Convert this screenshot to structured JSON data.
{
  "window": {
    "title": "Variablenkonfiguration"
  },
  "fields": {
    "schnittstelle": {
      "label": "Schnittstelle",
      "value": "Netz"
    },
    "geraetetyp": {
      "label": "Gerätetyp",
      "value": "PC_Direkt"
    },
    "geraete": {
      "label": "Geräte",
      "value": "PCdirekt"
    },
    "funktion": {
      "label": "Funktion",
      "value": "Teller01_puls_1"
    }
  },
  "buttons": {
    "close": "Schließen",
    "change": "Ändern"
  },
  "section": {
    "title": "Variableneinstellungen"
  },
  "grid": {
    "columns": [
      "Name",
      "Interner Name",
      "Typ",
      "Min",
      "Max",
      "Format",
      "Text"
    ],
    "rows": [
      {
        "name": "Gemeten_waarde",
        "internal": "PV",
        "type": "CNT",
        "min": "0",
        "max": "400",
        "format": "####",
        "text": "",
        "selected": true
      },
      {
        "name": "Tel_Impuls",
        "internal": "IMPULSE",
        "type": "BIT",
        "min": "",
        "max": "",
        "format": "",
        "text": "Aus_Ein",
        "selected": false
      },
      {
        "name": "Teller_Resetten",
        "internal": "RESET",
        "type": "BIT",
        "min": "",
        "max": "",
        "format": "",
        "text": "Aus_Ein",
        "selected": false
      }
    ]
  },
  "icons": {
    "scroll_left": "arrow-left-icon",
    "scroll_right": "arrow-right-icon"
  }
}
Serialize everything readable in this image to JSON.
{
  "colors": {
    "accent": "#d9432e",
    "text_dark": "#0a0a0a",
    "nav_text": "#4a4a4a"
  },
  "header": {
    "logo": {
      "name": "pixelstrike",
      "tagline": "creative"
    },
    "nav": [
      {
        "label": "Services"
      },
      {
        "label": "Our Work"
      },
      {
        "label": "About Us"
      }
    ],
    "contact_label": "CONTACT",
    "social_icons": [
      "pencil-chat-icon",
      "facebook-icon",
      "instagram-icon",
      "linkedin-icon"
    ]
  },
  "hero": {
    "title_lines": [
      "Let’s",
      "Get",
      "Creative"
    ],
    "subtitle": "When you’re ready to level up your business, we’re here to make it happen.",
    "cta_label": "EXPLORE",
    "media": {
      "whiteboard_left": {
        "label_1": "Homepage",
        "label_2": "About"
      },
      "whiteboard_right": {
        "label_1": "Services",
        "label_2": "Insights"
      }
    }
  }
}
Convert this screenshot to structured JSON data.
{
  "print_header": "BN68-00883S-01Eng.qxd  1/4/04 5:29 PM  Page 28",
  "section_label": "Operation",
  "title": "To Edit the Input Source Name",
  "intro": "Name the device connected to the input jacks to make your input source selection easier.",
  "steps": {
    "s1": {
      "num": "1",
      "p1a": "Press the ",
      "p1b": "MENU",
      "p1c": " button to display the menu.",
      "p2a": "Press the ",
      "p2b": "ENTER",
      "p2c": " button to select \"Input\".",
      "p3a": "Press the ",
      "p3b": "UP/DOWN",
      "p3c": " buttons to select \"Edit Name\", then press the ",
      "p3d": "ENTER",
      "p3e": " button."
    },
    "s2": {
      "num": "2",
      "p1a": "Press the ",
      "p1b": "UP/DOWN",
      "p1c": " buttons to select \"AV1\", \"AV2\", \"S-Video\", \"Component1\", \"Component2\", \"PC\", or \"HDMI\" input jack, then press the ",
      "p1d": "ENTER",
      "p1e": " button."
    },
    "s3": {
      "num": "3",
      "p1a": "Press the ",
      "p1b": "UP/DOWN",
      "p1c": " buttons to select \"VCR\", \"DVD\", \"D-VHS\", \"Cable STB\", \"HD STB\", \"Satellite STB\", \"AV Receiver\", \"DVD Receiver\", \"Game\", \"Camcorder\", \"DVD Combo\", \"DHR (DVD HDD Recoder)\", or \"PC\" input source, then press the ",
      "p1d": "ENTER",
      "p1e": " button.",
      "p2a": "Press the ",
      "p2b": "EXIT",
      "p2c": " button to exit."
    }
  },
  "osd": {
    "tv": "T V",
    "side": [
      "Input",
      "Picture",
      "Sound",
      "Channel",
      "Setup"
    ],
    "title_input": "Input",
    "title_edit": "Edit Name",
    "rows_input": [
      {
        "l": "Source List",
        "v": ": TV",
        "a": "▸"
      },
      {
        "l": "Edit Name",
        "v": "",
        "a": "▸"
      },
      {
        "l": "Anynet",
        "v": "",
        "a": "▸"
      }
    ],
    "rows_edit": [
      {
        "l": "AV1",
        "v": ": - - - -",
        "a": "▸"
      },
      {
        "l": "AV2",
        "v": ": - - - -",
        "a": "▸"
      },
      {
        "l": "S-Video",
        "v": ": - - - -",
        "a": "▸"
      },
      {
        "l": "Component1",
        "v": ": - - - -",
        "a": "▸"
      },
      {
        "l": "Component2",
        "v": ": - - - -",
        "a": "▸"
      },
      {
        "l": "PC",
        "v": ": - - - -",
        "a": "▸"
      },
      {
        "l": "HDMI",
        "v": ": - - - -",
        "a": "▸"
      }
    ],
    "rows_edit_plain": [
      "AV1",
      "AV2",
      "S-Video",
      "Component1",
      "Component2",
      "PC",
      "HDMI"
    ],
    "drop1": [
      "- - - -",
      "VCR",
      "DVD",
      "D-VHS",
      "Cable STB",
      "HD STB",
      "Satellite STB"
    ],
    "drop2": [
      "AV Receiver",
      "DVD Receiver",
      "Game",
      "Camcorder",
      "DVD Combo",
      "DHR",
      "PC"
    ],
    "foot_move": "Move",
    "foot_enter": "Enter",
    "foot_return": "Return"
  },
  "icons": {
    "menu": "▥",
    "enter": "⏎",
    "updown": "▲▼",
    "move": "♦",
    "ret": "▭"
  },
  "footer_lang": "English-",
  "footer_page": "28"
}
────────────────────────────────────────
▶ Direction
Output the listing above without altering a single character.

▶ Solution to the problem
Convert this screenshot to structured JSON data.
{
  "window": {
    "title": "Variablenkonfiguration"
  },
  "fields": {
    "schnittstelle": {
      "label": "Schnittstelle",
      "value": "Netz"
    },
    "geraetetyp": {
      "label": "Gerätetyp",
      "value": "PC_Direkt"
    },
    "geraete": {
      "label": "Geräte",
      "value": "PCdirekt"
    },
    "funktion": {
      "label": "Funktion",
      "value": "Teller01_puls_1"
    }
  },
  "buttons": {
    "close": "Schließen",
    "change": "Ändern"
  },
  "section": {
    "title": "Variableneinstellungen"
  },
  "grid": {
    "columns": [
      "Name",
      "Interner Name",
      "Typ",
      "Min",
      "Max",
      "Format",
      "Text"
    ],
    "rows": [
      {
        "name": "Gemeten_waarde",
        "internal": "PV",
        "type": "CNT",
        "min": "0",
        "max": "400",
        "format": "####",
        "text": "",
        "selected": true
      },
      {
        "name": "Tel_Impuls",
        "internal": "IMPULSE",
        "type": "BIT",
        "min": "",
        "max": "",
        "format": "",
        "text": "Aus_Ein",
        "selected": false
      },
      {
        "name": "Teller_Resetten",
        "internal": "RESET",
        "type": "BIT",
        "min": "",
        "max": "",
        "format": "",
        "text": "Aus_Ein",
        "selected": false
      }
    ]
  },
  "icons": {
    "scroll_left": "arrow-left-icon",
    "scroll_right": "arrow-right-icon"
  }
}
Serialize everything readable in this image to JSON.
{
  "colors": {
    "accent": "#d9432e",
    "text_dark": "#0a0a0a",
    "nav_text": "#4a4a4a"
  },
  "header": {
    "logo": {
      "name": "pixelstrike",
      "tagline": "creative"
    },
    "nav": [
      {
        "label": "Services"
      },
      {
        "label": "Our Work"
      },
      {
        "label": "About Us"
      }
    ],
    "contact_label": "CONTACT",
    "social_icons": [
      "pencil-chat-icon",
      "facebook-icon",
      "instagram-icon",
      "linkedin-icon"
    ]
  },
  "hero": {
    "title_lines": [
      "Let’s",
      "Get",
      "Creative"
    ],
    "subtitle": "When you’re ready to level up your business, we’re here to make it happen.",
    "cta_label": "EXPLORE",
    "media": {
      "whiteboard_left": {
        "label_1": "Homepage",
        "label_2": "About"
      },
      "whiteboard_right": {
        "label_1": "Services",
        "label_2": "Insights"
      }
    }
  }
}
Convert this screenshot to structured JSON data.
{
  "print_header": "BN68-00883S-01Eng.qxd  1/4/04 5:29 PM  Page 28",
  "section_label": "Operation",
  "title": "To Edit the Input Source Name",
  "intro": "Name the device connected to the input jacks to make your input source selection easier.",
  "steps": {
    "s1": {
      "num": "1",
      "p1a": "Press the ",
      "p1b": "MENU",
      "p1c": " button to display the menu.",
      "p2a": "Press the ",
      "p2b": "ENTER",
      "p2c": " button to select \"Input\".",
      "p3a": "Press the ",
      "p3b": "UP/DOWN",
      "p3c": " buttons to select \"Edit Name\", then press the ",
      "p3d": "ENTER",
      "p3e": " button."
    },
    "s2": {
      "num": "2",
      "p1a": "Press the ",
      "p1b": "UP/DOWN",
      "p1c": " buttons to select \"AV1\", \"AV2\", \"S-Video\", \"Component1\", \"Component2\", \"PC\", or \"HDMI\" input jack, then press the ",
      "p1d": "ENTER",
      "p1e": " button."
    },
    "s3": {
      "num": "3",
      "p1a": "Press the ",
      "p1b": "UP/DOWN",
      "p1c": " buttons to select \"VCR\", \"DVD\", \"D-VHS\", \"Cable STB\", \"HD STB\", \"Satellite STB\", \"AV Receiver\", \"DVD Receiver\", \"Game\", \"Camcorder\", \"DVD Combo\", \"DHR (DVD HDD Recoder)\", or \"PC\" input source, then press the ",
      "p1d": "ENTER",
      "p1e": " button.",
      "p2a": "Press the ",
      "p2b": "EXIT",
      "p2c": " button to exit."
    }
  },
  "osd": {
    "tv": "T V",
    "side": [
      "Input",
      "Picture",
      "Sound",
      "Channel",
      "Setup"
    ],
    "title_input": "Input",
    "title_edit": "Edit Name",
    "rows_input": [
      {
        "l": "Source List",
        "v": ": TV",
        "a": "▸"
      },
      {
        "l": "Edit Name",
        "v": "",
        "a": "▸"
      },
      {
        "l": "Anynet",
        "v": "",
        "a": "▸"
      }
    ],
    "rows_edit": [
      {
        "l": "AV1",
        "v": ": - - - -",
        "a": "▸"
      },
      {
        "l": "AV2",
        "v": ": - - - -",
        "a": "▸"
      },
      {
        "l": "S-Video",
        "v": ": - - - -",
        "a": "▸"
      },
      {
        "l": "Component1",
        "v": ": - - - -",
        "a": "▸"
      },
      {
        "l": "Component2",
        "v": ": - - - -",
        "a": "▸"
      },
      {
        "l": "PC",
        "v": ": - - - -",
        "a": "▸"
      },
      {
        "l": "HDMI",
        "v": ": - - - -",
        "a": "▸"
      }
    ],
    "rows_edit_plain": [
      "AV1",
      "AV2",
      "S-Video",
      "Component1",
      "Component2",
      "PC",
      "HDMI"
    ],
    "drop1": [
      "- - - -",
      "VCR",
      "DVD",
      "D-VHS",
      "Cable STB",
      "HD STB",
      "Satellite STB"
    ],
    "drop2": [
      "AV Receiver",
      "DVD Receiver",
      "Game",
      "Camcorder",
      "DVD Combo",
      "DHR",
      "PC"
    ],
    "foot_move": "Move",
    "foot_enter": "Enter",
    "foot_return": "Return"
  },
  "icons": {
    "menu": "▥",
    "enter": "⏎",
    "updown": "▲▼",
    "move": "♦",
    "ret": "▭"
  },
  "footer_lang": "English-",
  "footer_page": "28"
}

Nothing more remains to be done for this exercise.